## Task requirements
Lines containing the string "Доступ" are to be counted; report the total by itself.

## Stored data
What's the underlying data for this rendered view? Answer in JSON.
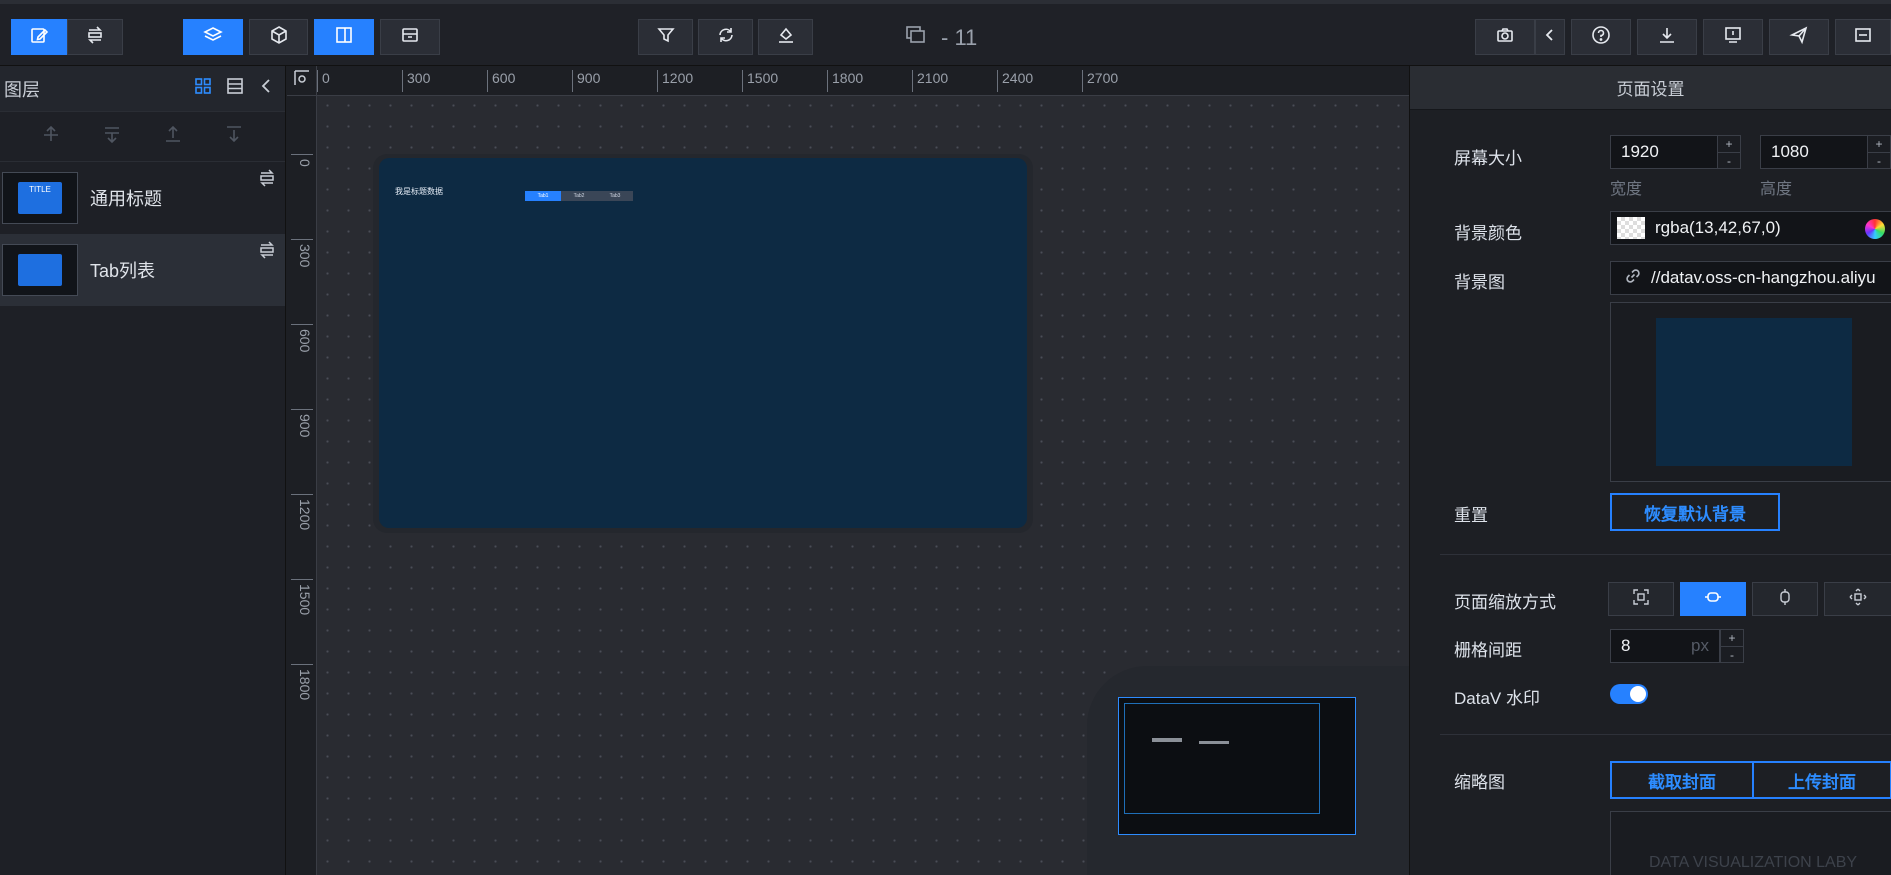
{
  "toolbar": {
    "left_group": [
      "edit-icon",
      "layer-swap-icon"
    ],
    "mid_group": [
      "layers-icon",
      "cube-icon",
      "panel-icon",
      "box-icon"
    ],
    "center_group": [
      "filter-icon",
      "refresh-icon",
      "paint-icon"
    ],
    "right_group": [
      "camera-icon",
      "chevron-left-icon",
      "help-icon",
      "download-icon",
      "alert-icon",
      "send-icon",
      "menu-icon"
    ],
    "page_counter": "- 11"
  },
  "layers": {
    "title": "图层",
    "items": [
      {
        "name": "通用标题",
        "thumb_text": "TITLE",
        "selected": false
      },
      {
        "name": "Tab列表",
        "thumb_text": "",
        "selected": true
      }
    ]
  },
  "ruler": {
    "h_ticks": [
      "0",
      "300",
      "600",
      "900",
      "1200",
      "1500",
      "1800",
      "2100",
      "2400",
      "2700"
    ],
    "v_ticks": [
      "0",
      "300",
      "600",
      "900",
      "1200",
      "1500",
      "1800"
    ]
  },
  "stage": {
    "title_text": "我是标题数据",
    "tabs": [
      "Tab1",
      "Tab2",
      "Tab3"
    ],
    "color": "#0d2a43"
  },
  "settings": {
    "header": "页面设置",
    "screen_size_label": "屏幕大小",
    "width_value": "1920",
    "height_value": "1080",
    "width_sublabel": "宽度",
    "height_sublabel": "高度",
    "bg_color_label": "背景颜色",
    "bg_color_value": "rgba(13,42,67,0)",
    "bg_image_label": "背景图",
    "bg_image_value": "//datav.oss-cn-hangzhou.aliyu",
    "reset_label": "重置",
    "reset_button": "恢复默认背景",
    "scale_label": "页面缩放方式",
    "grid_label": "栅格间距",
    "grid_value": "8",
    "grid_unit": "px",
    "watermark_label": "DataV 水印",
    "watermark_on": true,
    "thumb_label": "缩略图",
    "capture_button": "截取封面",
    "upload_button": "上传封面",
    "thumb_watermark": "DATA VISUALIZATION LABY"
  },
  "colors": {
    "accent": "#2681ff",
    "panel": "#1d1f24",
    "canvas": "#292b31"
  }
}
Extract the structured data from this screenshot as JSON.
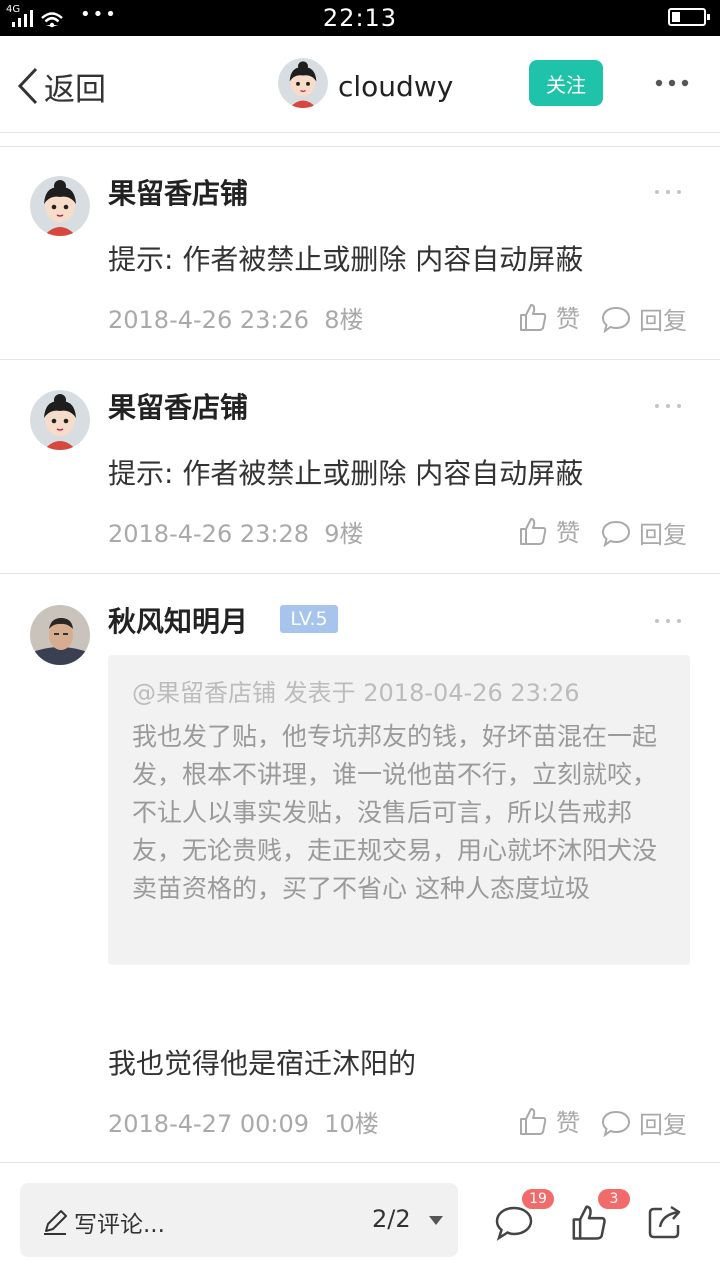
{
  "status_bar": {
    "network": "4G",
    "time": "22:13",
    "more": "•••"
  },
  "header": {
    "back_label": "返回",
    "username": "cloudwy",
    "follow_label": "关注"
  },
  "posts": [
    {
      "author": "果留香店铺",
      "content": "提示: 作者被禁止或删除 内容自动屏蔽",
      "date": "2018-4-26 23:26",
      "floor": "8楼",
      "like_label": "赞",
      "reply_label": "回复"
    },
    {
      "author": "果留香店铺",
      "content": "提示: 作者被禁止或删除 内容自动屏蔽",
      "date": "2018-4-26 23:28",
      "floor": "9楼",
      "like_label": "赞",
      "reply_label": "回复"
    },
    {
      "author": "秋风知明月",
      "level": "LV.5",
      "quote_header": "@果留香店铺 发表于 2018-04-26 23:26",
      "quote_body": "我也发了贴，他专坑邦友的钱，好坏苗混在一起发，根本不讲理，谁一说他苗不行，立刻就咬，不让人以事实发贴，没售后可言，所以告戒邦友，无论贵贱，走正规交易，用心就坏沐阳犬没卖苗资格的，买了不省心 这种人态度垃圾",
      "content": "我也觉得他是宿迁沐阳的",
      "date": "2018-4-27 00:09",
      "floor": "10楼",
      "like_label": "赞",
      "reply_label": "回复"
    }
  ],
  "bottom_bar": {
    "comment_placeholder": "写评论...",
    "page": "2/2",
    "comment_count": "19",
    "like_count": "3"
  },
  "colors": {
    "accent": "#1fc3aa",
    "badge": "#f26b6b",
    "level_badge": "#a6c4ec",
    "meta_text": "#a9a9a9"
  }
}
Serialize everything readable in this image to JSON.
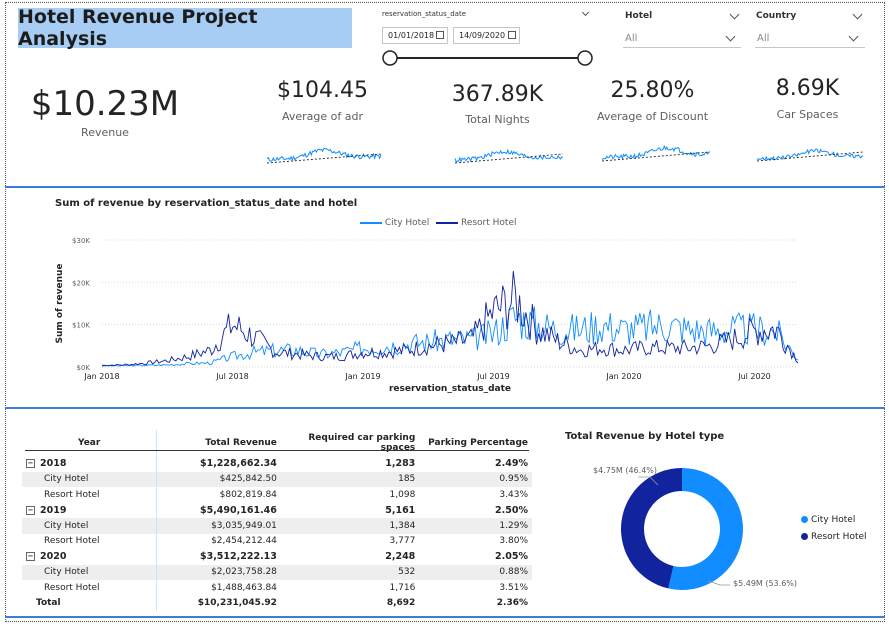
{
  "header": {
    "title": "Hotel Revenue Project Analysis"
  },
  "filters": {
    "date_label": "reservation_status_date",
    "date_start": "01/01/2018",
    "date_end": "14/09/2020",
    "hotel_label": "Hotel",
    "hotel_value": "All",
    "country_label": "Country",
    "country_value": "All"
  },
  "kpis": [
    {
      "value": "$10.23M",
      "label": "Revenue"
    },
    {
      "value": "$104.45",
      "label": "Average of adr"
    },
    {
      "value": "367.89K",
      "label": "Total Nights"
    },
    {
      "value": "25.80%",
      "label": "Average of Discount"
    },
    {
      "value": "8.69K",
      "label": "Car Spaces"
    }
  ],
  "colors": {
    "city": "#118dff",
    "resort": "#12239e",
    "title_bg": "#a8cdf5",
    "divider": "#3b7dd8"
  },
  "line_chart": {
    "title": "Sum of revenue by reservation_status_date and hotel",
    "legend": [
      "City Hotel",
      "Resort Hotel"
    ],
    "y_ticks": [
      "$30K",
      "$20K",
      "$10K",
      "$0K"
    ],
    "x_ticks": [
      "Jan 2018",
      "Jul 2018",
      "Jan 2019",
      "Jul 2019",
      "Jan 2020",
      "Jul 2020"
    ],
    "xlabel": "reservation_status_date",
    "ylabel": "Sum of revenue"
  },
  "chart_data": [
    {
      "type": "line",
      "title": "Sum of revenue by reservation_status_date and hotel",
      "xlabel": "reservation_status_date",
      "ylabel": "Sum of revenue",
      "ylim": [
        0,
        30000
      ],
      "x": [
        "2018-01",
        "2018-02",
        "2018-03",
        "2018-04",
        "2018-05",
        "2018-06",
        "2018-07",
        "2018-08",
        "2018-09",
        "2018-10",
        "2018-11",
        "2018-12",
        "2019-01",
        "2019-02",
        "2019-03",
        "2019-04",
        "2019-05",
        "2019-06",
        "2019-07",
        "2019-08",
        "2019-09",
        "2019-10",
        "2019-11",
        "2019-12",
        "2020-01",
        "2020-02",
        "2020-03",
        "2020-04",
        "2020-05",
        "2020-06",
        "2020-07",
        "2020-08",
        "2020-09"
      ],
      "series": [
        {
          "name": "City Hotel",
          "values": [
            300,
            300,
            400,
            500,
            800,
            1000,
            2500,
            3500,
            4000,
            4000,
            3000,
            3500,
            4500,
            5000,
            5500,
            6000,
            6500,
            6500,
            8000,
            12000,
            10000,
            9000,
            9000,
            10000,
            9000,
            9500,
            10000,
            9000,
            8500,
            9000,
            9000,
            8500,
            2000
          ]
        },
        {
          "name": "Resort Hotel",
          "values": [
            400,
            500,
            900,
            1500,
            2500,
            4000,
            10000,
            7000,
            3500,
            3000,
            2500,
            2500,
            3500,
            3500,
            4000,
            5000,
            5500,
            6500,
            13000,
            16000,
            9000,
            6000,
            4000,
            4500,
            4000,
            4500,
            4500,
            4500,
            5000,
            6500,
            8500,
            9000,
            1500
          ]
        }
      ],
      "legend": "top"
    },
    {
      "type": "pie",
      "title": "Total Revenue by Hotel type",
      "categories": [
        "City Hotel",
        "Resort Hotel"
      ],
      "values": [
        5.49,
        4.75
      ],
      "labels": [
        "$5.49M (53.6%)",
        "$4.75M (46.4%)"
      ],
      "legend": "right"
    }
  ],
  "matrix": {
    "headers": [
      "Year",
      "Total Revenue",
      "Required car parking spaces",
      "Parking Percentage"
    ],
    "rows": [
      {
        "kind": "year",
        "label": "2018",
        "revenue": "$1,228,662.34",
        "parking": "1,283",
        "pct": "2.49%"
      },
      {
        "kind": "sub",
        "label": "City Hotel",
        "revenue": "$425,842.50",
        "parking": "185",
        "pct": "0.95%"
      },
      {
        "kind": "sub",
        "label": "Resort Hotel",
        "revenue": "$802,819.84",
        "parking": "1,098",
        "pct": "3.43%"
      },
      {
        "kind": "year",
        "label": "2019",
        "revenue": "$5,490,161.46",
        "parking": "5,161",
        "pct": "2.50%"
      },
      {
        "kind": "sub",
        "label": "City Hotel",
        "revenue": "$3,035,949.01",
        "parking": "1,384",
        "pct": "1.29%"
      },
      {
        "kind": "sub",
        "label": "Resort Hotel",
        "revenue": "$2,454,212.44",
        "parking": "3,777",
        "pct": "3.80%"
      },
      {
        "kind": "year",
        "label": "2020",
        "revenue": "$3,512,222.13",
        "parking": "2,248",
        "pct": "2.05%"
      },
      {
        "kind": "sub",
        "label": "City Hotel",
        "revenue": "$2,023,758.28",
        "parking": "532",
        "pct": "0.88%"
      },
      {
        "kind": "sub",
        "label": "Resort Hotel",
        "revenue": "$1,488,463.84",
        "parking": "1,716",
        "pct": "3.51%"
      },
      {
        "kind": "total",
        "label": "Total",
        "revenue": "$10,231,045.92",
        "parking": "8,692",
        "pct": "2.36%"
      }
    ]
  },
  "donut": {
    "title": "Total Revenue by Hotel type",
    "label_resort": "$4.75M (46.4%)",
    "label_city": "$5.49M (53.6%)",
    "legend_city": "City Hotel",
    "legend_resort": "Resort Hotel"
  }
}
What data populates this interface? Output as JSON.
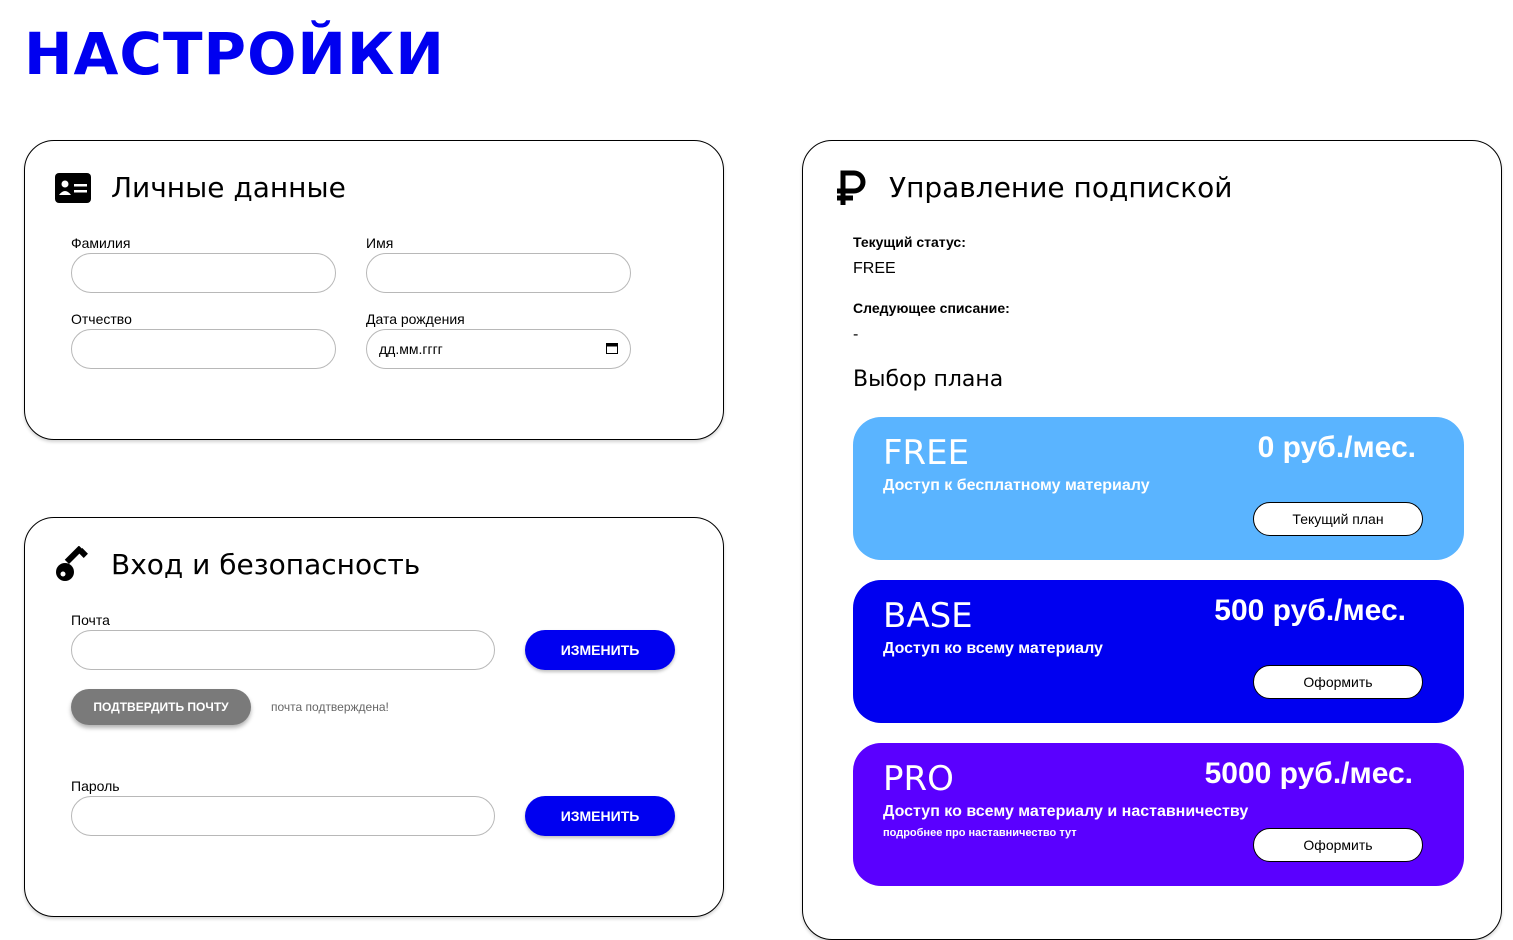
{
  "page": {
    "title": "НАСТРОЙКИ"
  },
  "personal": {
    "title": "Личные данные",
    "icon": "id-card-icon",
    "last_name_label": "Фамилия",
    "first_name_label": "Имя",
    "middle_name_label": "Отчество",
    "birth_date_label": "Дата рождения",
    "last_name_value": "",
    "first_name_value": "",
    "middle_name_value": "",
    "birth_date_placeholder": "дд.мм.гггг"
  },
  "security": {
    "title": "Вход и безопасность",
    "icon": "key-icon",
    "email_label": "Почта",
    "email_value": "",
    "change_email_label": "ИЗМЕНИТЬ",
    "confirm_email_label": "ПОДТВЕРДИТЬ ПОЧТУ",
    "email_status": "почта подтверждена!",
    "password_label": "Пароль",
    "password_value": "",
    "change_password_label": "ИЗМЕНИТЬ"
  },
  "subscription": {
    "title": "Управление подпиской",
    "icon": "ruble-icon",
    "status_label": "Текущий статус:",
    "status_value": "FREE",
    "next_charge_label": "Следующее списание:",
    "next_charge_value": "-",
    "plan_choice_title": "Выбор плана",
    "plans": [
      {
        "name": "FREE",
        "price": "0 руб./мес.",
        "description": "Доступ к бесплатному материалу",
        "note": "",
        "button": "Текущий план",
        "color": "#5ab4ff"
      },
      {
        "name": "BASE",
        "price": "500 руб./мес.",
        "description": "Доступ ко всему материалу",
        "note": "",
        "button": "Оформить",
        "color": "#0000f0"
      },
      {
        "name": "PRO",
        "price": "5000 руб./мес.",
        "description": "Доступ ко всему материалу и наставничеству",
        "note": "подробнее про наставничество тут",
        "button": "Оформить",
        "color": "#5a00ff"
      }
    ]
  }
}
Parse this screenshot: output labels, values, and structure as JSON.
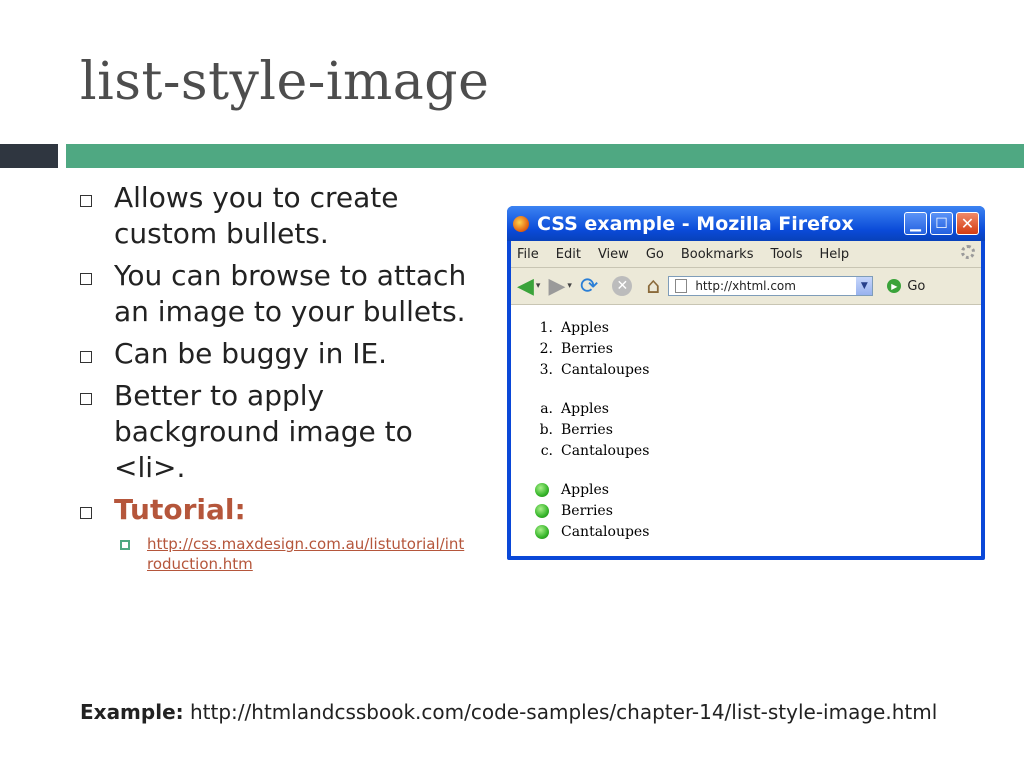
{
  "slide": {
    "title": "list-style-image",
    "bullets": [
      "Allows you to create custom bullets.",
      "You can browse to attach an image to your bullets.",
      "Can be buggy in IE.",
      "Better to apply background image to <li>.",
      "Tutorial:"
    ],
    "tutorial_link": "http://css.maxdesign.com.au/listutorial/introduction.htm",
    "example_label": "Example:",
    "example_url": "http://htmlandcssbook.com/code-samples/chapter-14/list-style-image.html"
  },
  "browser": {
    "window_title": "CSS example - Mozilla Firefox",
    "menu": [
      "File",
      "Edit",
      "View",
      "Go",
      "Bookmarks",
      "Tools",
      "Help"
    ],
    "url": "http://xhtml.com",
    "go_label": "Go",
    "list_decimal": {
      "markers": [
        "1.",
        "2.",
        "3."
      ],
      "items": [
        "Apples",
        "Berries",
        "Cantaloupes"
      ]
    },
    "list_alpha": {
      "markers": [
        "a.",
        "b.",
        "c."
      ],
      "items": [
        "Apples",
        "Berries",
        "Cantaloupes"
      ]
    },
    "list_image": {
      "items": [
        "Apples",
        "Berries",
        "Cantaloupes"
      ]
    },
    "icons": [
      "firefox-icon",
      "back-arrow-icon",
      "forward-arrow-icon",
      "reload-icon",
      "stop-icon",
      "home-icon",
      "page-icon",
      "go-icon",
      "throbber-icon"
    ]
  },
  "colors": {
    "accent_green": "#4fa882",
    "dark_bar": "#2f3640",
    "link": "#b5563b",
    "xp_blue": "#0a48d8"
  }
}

## Correct answer
3